**RECORDS PROVIDED:**
* * * * * * * * *

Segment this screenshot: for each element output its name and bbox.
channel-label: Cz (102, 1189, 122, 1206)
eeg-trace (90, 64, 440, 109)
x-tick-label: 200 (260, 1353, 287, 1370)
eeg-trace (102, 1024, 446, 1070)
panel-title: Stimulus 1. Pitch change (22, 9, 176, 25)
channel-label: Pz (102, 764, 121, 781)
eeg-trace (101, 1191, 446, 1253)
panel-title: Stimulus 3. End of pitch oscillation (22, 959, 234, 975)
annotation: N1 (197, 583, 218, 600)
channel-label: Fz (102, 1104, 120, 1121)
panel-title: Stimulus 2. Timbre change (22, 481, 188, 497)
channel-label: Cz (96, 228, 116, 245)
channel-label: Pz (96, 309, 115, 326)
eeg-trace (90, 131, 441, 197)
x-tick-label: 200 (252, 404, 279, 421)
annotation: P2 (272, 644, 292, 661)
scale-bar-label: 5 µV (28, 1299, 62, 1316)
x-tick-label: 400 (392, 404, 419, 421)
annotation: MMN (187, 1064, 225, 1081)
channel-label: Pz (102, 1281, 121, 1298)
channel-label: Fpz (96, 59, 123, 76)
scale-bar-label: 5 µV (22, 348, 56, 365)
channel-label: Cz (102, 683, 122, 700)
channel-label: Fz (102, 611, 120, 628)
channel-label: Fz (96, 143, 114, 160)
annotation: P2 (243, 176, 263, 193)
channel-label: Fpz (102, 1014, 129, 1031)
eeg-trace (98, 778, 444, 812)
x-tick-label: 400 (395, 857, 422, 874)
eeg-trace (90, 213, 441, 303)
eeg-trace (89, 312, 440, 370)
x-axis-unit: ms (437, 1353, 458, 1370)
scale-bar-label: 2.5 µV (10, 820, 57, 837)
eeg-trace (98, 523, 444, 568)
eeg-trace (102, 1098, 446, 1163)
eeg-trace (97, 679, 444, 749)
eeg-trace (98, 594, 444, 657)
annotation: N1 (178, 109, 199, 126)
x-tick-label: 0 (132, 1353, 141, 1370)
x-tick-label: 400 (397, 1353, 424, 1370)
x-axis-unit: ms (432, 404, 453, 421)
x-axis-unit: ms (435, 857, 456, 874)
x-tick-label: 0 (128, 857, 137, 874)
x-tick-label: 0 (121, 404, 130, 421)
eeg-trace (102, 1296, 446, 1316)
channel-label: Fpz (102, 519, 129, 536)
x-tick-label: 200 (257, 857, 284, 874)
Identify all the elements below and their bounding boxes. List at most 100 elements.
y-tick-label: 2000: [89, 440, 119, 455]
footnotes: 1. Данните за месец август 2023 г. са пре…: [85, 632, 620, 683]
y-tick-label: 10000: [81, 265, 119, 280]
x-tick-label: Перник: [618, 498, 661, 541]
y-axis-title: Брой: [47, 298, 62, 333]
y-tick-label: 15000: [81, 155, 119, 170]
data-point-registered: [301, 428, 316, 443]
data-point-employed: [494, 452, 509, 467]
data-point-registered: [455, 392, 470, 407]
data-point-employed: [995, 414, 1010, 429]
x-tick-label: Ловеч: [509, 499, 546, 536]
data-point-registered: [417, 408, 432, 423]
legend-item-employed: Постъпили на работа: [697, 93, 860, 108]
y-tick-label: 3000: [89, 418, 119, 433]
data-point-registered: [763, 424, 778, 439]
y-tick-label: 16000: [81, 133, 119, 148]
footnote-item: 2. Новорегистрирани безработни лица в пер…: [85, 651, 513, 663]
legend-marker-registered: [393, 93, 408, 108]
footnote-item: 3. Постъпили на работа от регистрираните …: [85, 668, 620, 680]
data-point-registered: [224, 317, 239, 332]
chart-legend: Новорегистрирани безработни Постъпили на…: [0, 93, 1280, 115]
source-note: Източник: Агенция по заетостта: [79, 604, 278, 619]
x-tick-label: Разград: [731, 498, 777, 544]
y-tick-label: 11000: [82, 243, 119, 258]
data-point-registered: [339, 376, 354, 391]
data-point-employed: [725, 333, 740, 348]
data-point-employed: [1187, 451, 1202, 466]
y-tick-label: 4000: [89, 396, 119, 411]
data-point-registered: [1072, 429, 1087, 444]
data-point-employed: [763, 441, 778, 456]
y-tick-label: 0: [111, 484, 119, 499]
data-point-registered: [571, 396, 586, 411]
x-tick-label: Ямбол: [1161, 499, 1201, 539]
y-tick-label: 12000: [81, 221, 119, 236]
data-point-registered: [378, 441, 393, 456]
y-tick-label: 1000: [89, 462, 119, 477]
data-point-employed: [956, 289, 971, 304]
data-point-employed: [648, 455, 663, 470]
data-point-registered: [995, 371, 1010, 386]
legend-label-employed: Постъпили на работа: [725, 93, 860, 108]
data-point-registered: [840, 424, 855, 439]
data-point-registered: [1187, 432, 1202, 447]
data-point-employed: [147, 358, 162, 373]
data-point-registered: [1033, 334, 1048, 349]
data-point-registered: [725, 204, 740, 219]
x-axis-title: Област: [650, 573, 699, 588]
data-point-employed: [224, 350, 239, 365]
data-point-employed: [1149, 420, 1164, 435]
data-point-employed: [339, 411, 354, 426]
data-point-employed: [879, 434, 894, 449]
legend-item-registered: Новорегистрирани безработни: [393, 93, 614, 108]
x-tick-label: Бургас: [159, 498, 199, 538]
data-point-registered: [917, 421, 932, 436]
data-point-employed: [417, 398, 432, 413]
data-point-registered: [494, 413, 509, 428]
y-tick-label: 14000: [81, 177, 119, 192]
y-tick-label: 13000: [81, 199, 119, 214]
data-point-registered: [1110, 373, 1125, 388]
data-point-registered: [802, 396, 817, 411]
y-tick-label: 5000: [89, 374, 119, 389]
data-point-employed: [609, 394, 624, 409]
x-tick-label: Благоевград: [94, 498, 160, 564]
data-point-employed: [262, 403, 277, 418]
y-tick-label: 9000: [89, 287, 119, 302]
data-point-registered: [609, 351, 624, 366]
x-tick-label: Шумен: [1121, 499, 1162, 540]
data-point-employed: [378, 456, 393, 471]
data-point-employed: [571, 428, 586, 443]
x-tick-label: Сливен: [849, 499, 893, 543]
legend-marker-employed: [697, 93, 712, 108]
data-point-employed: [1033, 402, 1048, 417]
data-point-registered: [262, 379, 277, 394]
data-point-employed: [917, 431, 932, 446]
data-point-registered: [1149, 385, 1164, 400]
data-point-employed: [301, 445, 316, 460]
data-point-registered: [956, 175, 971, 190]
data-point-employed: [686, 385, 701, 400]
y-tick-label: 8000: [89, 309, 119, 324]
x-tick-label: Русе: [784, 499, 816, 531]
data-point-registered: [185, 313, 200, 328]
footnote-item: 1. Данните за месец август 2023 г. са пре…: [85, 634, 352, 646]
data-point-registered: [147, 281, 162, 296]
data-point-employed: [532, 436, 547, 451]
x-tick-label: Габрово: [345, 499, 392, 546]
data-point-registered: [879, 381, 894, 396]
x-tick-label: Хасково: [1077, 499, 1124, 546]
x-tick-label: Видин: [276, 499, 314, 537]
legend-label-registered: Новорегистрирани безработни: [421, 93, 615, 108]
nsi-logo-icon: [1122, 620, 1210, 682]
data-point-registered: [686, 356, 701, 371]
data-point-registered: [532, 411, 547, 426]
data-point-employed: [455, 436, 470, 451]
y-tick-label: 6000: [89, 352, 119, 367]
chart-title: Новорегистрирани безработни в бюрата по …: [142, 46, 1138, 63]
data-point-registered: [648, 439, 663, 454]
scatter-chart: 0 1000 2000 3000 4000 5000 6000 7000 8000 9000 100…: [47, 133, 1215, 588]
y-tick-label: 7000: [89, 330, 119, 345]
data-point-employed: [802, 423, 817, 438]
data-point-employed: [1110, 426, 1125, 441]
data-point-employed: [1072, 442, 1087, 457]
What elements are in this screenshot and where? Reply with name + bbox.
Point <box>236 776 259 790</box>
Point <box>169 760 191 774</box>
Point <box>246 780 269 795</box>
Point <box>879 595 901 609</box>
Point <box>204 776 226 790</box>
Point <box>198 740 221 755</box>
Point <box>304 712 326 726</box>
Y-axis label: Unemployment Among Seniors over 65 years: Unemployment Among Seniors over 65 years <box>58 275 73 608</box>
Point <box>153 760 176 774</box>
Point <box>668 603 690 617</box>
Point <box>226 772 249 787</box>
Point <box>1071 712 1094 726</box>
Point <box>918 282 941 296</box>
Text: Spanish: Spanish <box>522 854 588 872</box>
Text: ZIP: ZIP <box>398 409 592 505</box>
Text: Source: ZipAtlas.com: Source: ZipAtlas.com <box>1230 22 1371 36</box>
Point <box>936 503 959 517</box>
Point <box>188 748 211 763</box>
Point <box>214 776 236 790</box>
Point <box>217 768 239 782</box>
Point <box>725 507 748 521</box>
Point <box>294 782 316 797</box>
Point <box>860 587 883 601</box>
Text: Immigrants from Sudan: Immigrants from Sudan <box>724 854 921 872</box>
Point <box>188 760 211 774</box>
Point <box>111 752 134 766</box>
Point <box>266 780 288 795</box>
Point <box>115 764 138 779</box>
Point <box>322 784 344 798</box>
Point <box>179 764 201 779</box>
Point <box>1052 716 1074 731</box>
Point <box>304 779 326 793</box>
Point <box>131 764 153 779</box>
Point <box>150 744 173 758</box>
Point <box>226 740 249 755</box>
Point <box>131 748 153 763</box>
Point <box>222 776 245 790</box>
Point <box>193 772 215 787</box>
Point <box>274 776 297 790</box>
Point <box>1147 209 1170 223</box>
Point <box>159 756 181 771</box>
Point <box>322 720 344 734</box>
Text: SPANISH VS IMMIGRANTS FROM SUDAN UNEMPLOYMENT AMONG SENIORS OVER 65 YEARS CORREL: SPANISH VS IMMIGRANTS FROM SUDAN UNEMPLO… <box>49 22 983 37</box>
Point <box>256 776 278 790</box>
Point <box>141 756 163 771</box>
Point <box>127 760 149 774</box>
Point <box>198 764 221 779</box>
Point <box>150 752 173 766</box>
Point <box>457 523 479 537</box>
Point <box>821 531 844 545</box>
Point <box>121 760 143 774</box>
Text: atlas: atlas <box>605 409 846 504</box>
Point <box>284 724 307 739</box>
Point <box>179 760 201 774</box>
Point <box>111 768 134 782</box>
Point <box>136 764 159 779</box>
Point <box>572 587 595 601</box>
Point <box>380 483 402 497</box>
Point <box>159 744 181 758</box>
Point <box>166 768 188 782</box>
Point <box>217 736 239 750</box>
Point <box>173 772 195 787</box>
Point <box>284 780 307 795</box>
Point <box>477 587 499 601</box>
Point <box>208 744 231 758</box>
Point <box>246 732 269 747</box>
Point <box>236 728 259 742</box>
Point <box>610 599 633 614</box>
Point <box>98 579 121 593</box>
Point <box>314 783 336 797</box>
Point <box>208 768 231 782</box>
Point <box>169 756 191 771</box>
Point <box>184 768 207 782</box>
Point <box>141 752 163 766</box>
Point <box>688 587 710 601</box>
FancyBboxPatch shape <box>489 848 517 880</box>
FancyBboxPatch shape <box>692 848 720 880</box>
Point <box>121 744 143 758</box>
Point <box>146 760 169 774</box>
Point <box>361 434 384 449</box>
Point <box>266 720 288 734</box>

* * * * * * * * *

**WHAT IS ASKED:**
Reproduce the records verbatim, beginning with the first line and ending with the line that contains "y-tick-label: 2000: [89, 440, 119, 455]", including that line.

**EXERCISE RESPONSE:**
Segment this screenshot: for each element output its name and bbox.
channel-label: Cz (102, 1189, 122, 1206)
eeg-trace (90, 64, 440, 109)
x-tick-label: 200 (260, 1353, 287, 1370)
eeg-trace (102, 1024, 446, 1070)
panel-title: Stimulus 1. Pitch change (22, 9, 176, 25)
channel-label: Pz (102, 764, 121, 781)
eeg-trace (101, 1191, 446, 1253)
panel-title: Stimulus 3. End of pitch oscillation (22, 959, 234, 975)
annotation: N1 (197, 583, 218, 600)
channel-label: Fz (102, 1104, 120, 1121)
panel-title: Stimulus 2. Timbre change (22, 481, 188, 497)
channel-label: Cz (96, 228, 116, 245)
channel-label: Pz (96, 309, 115, 326)
eeg-trace (90, 131, 441, 197)
x-tick-label: 200 (252, 404, 279, 421)
annotation: P2 (272, 644, 292, 661)
scale-bar-label: 5 µV (28, 1299, 62, 1316)
x-tick-label: 400 (392, 404, 419, 421)
annotation: MMN (187, 1064, 225, 1081)
channel-label: Pz (102, 1281, 121, 1298)
channel-label: Fpz (96, 59, 123, 76)
scale-bar-label: 5 µV (22, 348, 56, 365)
channel-label: Cz (102, 683, 122, 700)
channel-label: Fz (102, 611, 120, 628)
channel-label: Fz (96, 143, 114, 160)
annotation: P2 (243, 176, 263, 193)
channel-label: Fpz (102, 1014, 129, 1031)
eeg-trace (98, 778, 444, 812)
x-tick-label: 400 (395, 857, 422, 874)
eeg-trace (90, 213, 441, 303)
eeg-trace (89, 312, 440, 370)
x-axis-unit: ms (437, 1353, 458, 1370)
scale-bar-label: 2.5 µV (10, 820, 57, 837)
eeg-trace (98, 523, 444, 568)
eeg-trace (102, 1098, 446, 1163)
eeg-trace (97, 679, 444, 749)
eeg-trace (98, 594, 444, 657)
annotation: N1 (178, 109, 199, 126)
x-tick-label: 0 (132, 1353, 141, 1370)
x-tick-label: 400 (397, 1353, 424, 1370)
x-axis-unit: ms (432, 404, 453, 421)
x-axis-unit: ms (435, 857, 456, 874)
x-tick-label: 0 (128, 857, 137, 874)
x-tick-label: 0 (121, 404, 130, 421)
eeg-trace (102, 1296, 446, 1316)
channel-label: Fpz (102, 519, 129, 536)
x-tick-label: 200 (257, 857, 284, 874)
Identify all the elements below and their bounding boxes. List at most 100 elements.
y-tick-label: 2000: [89, 440, 119, 455]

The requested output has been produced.